Directions for this task:
Output all the material that follows, exactly as given.

(Source records)
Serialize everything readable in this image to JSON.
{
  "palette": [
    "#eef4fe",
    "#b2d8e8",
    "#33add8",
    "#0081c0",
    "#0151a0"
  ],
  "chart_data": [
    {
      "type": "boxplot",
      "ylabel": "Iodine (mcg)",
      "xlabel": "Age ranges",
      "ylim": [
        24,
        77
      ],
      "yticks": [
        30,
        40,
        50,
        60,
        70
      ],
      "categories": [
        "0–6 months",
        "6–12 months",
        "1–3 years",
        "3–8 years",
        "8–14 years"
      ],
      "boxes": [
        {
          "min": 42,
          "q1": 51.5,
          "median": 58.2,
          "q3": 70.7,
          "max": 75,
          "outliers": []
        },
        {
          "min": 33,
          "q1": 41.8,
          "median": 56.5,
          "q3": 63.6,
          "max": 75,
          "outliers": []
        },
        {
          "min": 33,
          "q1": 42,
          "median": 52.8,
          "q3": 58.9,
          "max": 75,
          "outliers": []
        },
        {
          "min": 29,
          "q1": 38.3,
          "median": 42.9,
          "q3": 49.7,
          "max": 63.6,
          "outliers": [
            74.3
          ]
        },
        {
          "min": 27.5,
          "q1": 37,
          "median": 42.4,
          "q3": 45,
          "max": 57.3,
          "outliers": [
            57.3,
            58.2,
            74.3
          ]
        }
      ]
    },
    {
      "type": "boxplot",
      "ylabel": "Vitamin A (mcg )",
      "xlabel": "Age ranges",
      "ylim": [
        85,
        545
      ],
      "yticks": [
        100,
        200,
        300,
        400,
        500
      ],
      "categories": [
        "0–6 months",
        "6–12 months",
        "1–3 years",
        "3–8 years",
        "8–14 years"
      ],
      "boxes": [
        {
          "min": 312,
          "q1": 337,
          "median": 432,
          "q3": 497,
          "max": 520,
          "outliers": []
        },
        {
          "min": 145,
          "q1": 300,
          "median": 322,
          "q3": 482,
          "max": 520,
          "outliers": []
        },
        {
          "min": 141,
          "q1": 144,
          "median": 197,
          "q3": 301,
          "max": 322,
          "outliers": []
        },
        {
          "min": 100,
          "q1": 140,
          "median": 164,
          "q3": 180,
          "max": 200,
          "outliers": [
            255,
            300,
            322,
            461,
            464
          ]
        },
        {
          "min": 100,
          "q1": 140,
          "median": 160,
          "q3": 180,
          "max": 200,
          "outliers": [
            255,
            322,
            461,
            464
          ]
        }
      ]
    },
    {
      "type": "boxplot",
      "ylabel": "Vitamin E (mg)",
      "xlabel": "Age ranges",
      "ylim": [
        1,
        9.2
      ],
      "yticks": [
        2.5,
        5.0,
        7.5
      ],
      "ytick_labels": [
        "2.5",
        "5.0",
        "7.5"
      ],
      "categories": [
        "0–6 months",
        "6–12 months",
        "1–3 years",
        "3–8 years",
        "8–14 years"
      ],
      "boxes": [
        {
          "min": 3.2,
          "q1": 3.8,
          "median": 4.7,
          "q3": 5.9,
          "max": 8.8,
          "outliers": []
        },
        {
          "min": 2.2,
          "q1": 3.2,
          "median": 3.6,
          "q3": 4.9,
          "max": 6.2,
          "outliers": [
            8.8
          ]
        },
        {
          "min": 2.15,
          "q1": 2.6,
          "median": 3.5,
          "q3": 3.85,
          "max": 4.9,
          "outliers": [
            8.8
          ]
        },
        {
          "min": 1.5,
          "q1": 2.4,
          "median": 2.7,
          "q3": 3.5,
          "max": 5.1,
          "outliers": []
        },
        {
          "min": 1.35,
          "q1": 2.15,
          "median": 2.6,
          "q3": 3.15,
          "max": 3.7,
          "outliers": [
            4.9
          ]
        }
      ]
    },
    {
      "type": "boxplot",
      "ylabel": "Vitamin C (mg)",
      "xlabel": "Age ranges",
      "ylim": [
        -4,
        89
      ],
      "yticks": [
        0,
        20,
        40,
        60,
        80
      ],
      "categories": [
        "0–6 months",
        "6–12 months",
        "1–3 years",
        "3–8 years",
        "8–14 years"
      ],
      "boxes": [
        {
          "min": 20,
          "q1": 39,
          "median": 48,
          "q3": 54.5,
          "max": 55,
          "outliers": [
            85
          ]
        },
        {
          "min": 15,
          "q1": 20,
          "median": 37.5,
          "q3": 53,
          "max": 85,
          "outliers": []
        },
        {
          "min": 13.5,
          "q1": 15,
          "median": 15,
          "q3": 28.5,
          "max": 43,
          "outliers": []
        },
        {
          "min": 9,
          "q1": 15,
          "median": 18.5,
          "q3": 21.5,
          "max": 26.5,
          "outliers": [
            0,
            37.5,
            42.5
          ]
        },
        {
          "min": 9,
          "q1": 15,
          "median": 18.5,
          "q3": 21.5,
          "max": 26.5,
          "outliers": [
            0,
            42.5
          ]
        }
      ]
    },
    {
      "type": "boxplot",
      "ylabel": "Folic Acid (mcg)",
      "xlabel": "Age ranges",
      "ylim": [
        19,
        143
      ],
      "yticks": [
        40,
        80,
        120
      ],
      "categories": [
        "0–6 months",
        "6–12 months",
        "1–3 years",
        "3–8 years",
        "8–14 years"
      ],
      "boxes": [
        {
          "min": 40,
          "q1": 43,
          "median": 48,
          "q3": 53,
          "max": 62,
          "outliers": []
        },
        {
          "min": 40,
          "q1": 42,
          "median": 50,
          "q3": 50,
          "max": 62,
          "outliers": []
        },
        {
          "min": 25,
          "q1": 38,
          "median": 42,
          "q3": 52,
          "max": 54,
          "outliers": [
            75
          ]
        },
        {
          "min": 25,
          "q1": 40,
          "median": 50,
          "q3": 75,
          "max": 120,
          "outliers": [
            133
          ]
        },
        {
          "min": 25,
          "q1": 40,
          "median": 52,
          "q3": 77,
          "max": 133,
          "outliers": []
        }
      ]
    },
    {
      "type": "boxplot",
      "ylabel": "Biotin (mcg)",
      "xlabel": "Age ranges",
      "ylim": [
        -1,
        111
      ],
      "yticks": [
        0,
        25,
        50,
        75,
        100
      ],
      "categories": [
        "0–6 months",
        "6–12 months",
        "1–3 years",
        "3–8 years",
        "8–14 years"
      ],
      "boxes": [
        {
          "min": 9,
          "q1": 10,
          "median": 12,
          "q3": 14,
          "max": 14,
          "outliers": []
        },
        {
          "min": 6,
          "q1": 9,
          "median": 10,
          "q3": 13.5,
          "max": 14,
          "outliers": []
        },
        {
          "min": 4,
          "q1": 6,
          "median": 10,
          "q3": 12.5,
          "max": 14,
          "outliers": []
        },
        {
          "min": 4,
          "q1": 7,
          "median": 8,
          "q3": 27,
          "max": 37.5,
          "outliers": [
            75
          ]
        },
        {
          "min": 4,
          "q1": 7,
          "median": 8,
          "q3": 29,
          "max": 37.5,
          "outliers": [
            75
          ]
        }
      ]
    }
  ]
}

Answer to this problem:
Serialize everything readable in this image to JSON.
{
  "palette": [
    "#eef4fe",
    "#b2d8e8",
    "#33add8",
    "#0081c0",
    "#0151a0"
  ],
  "chart_data": [
    {
      "type": "boxplot",
      "ylabel": "Iodine (mcg)",
      "xlabel": "Age ranges",
      "ylim": [
        24,
        77
      ],
      "yticks": [
        30,
        40,
        50,
        60,
        70
      ],
      "categories": [
        "0–6 months",
        "6–12 months",
        "1–3 years",
        "3–8 years",
        "8–14 years"
      ],
      "boxes": [
        {
          "min": 42,
          "q1": 51.5,
          "median": 58.2,
          "q3": 70.7,
          "max": 75,
          "outliers": []
        },
        {
          "min": 33,
          "q1": 41.8,
          "median": 56.5,
          "q3": 63.6,
          "max": 75,
          "outliers": []
        },
        {
          "min": 33,
          "q1": 42,
          "median": 52.8,
          "q3": 58.9,
          "max": 75,
          "outliers": []
        },
        {
          "min": 29,
          "q1": 38.3,
          "median": 42.9,
          "q3": 49.7,
          "max": 63.6,
          "outliers": [
            74.3
          ]
        },
        {
          "min": 27.5,
          "q1": 37,
          "median": 42.4,
          "q3": 45,
          "max": 57.3,
          "outliers": [
            57.3,
            58.2,
            74.3
          ]
        }
      ]
    },
    {
      "type": "boxplot",
      "ylabel": "Vitamin A (mcg )",
      "xlabel": "Age ranges",
      "ylim": [
        85,
        545
      ],
      "yticks": [
        100,
        200,
        300,
        400,
        500
      ],
      "categories": [
        "0–6 months",
        "6–12 months",
        "1–3 years",
        "3–8 years",
        "8–14 years"
      ],
      "boxes": [
        {
          "min": 312,
          "q1": 337,
          "median": 432,
          "q3": 497,
          "max": 520,
          "outliers": []
        },
        {
          "min": 145,
          "q1": 300,
          "median": 322,
          "q3": 482,
          "max": 520,
          "outliers": []
        },
        {
          "min": 141,
          "q1": 144,
          "median": 197,
          "q3": 301,
          "max": 322,
          "outliers": []
        },
        {
          "min": 100,
          "q1": 140,
          "median": 164,
          "q3": 180,
          "max": 200,
          "outliers": [
            255,
            300,
            322,
            461,
            464
          ]
        },
        {
          "min": 100,
          "q1": 140,
          "median": 160,
          "q3": 180,
          "max": 200,
          "outliers": [
            255,
            322,
            461,
            464
          ]
        }
      ]
    },
    {
      "type": "boxplot",
      "ylabel": "Vitamin E (mg)",
      "xlabel": "Age ranges",
      "ylim": [
        1,
        9.2
      ],
      "yticks": [
        2.5,
        5.0,
        7.5
      ],
      "ytick_labels": [
        "2.5",
        "5.0",
        "7.5"
      ],
      "categories": [
        "0–6 months",
        "6–12 months",
        "1–3 years",
        "3–8 years",
        "8–14 years"
      ],
      "boxes": [
        {
          "min": 3.2,
          "q1": 3.8,
          "median": 4.7,
          "q3": 5.9,
          "max": 8.8,
          "outliers": []
        },
        {
          "min": 2.2,
          "q1": 3.2,
          "median": 3.6,
          "q3": 4.9,
          "max": 6.2,
          "outliers": [
            8.8
          ]
        },
        {
          "min": 2.15,
          "q1": 2.6,
          "median": 3.5,
          "q3": 3.85,
          "max": 4.9,
          "outliers": [
            8.8
          ]
        },
        {
          "min": 1.5,
          "q1": 2.4,
          "median": 2.7,
          "q3": 3.5,
          "max": 5.1,
          "outliers": []
        },
        {
          "min": 1.35,
          "q1": 2.15,
          "median": 2.6,
          "q3": 3.15,
          "max": 3.7,
          "outliers": [
            4.9
          ]
        }
      ]
    },
    {
      "type": "boxplot",
      "ylabel": "Vitamin C (mg)",
      "xlabel": "Age ranges",
      "ylim": [
        -4,
        89
      ],
      "yticks": [
        0,
        20,
        40,
        60,
        80
      ],
      "categories": [
        "0–6 months",
        "6–12 months",
        "1–3 years",
        "3–8 years",
        "8–14 years"
      ],
      "boxes": [
        {
          "min": 20,
          "q1": 39,
          "median": 48,
          "q3": 54.5,
          "max": 55,
          "outliers": [
            85
          ]
        },
        {
          "min": 15,
          "q1": 20,
          "median": 37.5,
          "q3": 53,
          "max": 85,
          "outliers": []
        },
        {
          "min": 13.5,
          "q1": 15,
          "median": 15,
          "q3": 28.5,
          "max": 43,
          "outliers": []
        },
        {
          "min": 9,
          "q1": 15,
          "median": 18.5,
          "q3": 21.5,
          "max": 26.5,
          "outliers": [
            0,
            37.5,
            42.5
          ]
        },
        {
          "min": 9,
          "q1": 15,
          "median": 18.5,
          "q3": 21.5,
          "max": 26.5,
          "outliers": [
            0,
            42.5
          ]
        }
      ]
    },
    {
      "type": "boxplot",
      "ylabel": "Folic Acid (mcg)",
      "xlabel": "Age ranges",
      "ylim": [
        19,
        143
      ],
      "yticks": [
        40,
        80,
        120
      ],
      "categories": [
        "0–6 months",
        "6–12 months",
        "1–3 years",
        "3–8 years",
        "8–14 years"
      ],
      "boxes": [
        {
          "min": 40,
          "q1": 43,
          "median": 48,
          "q3": 53,
          "max": 62,
          "outliers": []
        },
        {
          "min": 40,
          "q1": 42,
          "median": 50,
          "q3": 50,
          "max": 62,
          "outliers": []
        },
        {
          "min": 25,
          "q1": 38,
          "median": 42,
          "q3": 52,
          "max": 54,
          "outliers": [
            75
          ]
        },
        {
          "min": 25,
          "q1": 40,
          "median": 50,
          "q3": 75,
          "max": 120,
          "outliers": [
            133
          ]
        },
        {
          "min": 25,
          "q1": 40,
          "median": 52,
          "q3": 77,
          "max": 133,
          "outliers": []
        }
      ]
    },
    {
      "type": "boxplot",
      "ylabel": "Biotin (mcg)",
      "xlabel": "Age ranges",
      "ylim": [
        -1,
        111
      ],
      "yticks": [
        0,
        25,
        50,
        75,
        100
      ],
      "categories": [
        "0–6 months",
        "6–12 months",
        "1–3 years",
        "3–8 years",
        "8–14 years"
      ],
      "boxes": [
        {
          "min": 9,
          "q1": 10,
          "median": 12,
          "q3": 14,
          "max": 14,
          "outliers": []
        },
        {
          "min": 6,
          "q1": 9,
          "median": 10,
          "q3": 13.5,
          "max": 14,
          "outliers": []
        },
        {
          "min": 4,
          "q1": 6,
          "median": 10,
          "q3": 12.5,
          "max": 14,
          "outliers": []
        },
        {
          "min": 4,
          "q1": 7,
          "median": 8,
          "q3": 27,
          "max": 37.5,
          "outliers": [
            75
          ]
        },
        {
          "min": 4,
          "q1": 7,
          "median": 8,
          "q3": 29,
          "max": 37.5,
          "outliers": [
            75
          ]
        }
      ]
    }
  ]
}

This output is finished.